PROBLEM TO WORK ON - Below are records. Count every line containing the word "playable" and give the number alone.

## start ENTRIES SHOWN

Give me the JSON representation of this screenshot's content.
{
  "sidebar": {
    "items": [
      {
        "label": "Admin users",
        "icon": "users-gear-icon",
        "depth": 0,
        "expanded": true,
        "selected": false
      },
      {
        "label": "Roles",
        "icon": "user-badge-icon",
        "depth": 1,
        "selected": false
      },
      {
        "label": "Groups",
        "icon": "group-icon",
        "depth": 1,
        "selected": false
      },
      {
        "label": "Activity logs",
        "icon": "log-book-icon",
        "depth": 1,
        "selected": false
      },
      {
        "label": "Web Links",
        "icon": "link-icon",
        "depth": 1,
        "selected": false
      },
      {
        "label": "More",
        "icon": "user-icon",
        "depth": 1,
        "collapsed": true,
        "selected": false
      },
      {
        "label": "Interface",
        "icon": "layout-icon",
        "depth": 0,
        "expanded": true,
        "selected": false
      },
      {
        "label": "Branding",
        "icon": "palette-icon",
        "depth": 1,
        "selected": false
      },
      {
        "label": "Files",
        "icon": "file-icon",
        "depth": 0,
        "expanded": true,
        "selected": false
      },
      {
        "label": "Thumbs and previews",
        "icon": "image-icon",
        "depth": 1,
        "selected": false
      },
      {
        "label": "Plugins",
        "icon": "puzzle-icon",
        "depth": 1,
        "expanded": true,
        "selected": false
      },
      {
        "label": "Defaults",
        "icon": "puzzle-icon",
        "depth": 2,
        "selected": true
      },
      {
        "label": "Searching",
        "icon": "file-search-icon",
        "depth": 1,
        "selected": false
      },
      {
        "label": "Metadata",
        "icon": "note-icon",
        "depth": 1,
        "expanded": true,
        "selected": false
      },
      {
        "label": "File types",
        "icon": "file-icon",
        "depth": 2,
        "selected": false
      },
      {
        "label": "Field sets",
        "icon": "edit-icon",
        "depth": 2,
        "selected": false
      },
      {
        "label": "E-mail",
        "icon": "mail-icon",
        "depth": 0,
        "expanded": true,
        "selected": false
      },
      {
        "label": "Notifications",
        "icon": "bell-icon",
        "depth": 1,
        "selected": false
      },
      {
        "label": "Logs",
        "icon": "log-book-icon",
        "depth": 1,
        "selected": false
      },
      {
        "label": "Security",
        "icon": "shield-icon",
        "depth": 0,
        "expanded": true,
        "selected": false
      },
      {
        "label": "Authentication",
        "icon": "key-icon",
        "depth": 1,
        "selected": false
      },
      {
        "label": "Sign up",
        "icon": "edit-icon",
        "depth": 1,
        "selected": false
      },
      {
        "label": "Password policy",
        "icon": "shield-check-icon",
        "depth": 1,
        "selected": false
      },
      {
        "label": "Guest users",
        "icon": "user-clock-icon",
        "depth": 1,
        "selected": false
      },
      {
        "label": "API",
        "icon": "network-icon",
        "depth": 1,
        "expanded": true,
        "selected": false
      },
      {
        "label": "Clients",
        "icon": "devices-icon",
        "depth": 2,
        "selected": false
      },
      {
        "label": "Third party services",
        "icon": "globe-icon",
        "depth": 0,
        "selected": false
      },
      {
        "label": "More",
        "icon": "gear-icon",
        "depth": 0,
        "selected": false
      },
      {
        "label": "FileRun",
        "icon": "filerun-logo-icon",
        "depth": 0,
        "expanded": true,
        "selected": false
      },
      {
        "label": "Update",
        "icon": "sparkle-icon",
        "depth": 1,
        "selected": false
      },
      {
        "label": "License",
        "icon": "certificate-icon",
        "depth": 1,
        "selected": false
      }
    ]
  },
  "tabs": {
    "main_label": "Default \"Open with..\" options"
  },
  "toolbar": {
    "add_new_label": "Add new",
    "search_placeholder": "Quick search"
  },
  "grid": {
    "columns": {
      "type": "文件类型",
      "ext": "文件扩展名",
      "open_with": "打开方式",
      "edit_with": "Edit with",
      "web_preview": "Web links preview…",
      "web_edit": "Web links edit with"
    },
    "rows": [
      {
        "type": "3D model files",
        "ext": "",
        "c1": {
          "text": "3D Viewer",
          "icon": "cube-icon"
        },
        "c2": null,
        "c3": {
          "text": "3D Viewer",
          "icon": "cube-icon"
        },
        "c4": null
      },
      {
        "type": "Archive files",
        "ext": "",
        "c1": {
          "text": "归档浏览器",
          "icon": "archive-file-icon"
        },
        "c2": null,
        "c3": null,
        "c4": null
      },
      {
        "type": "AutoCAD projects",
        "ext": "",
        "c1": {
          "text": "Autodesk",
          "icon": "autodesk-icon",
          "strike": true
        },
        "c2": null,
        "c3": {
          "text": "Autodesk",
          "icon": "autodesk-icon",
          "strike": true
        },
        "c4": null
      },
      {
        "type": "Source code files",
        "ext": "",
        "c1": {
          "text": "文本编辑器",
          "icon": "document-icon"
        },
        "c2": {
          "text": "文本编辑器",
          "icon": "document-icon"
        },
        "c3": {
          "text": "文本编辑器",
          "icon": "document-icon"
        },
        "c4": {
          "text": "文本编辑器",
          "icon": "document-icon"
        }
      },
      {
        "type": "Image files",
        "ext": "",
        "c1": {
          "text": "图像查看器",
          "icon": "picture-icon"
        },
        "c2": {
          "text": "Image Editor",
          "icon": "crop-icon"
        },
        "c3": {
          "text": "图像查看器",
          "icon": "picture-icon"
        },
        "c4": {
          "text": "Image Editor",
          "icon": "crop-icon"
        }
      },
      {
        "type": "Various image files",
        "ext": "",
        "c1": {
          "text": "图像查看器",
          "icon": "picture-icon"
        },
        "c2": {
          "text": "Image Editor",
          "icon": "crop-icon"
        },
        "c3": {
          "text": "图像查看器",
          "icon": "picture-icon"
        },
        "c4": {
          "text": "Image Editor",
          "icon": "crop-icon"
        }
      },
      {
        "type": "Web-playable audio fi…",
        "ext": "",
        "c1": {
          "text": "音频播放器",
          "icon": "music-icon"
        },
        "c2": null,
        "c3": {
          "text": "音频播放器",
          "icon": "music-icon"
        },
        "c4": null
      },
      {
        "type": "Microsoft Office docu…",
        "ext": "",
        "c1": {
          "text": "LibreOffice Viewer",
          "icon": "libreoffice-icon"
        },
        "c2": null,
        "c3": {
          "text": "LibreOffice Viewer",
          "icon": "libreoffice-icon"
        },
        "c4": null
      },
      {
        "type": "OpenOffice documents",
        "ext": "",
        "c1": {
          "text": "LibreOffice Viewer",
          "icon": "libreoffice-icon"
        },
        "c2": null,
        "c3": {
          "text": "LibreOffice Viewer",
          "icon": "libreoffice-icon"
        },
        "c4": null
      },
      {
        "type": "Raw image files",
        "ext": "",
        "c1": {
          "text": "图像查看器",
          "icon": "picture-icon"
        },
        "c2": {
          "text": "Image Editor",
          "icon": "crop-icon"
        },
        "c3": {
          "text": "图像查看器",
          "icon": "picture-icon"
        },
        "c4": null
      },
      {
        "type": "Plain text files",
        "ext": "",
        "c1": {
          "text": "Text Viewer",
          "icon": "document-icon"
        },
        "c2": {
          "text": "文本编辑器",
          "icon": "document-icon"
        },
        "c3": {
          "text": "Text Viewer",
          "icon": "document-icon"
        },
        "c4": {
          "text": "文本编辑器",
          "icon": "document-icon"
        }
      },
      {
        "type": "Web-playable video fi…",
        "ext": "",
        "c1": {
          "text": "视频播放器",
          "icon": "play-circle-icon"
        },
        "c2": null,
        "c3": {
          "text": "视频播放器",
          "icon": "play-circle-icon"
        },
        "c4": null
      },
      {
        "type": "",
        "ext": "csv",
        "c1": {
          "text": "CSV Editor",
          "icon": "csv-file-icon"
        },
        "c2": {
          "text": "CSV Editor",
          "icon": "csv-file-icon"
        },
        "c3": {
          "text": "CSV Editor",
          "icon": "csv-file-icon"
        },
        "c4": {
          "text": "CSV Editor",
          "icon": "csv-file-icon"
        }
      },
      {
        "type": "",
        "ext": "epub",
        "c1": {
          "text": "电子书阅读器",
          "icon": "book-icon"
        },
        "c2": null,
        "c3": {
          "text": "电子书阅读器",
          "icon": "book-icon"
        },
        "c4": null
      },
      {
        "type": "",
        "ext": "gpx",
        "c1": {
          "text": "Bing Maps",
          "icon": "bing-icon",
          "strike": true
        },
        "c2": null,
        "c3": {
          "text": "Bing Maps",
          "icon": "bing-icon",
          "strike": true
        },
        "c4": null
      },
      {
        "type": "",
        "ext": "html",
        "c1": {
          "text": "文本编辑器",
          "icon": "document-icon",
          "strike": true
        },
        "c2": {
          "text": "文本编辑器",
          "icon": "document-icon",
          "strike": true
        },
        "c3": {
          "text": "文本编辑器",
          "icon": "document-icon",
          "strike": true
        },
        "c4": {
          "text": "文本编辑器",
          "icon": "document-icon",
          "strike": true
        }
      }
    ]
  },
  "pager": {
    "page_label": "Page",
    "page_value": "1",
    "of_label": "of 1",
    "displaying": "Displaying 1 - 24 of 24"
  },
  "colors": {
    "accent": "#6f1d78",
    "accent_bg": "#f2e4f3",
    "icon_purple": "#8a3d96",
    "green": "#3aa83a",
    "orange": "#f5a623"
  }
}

## end ENTRIES SHOWN

CORRECT OUTPUT - 2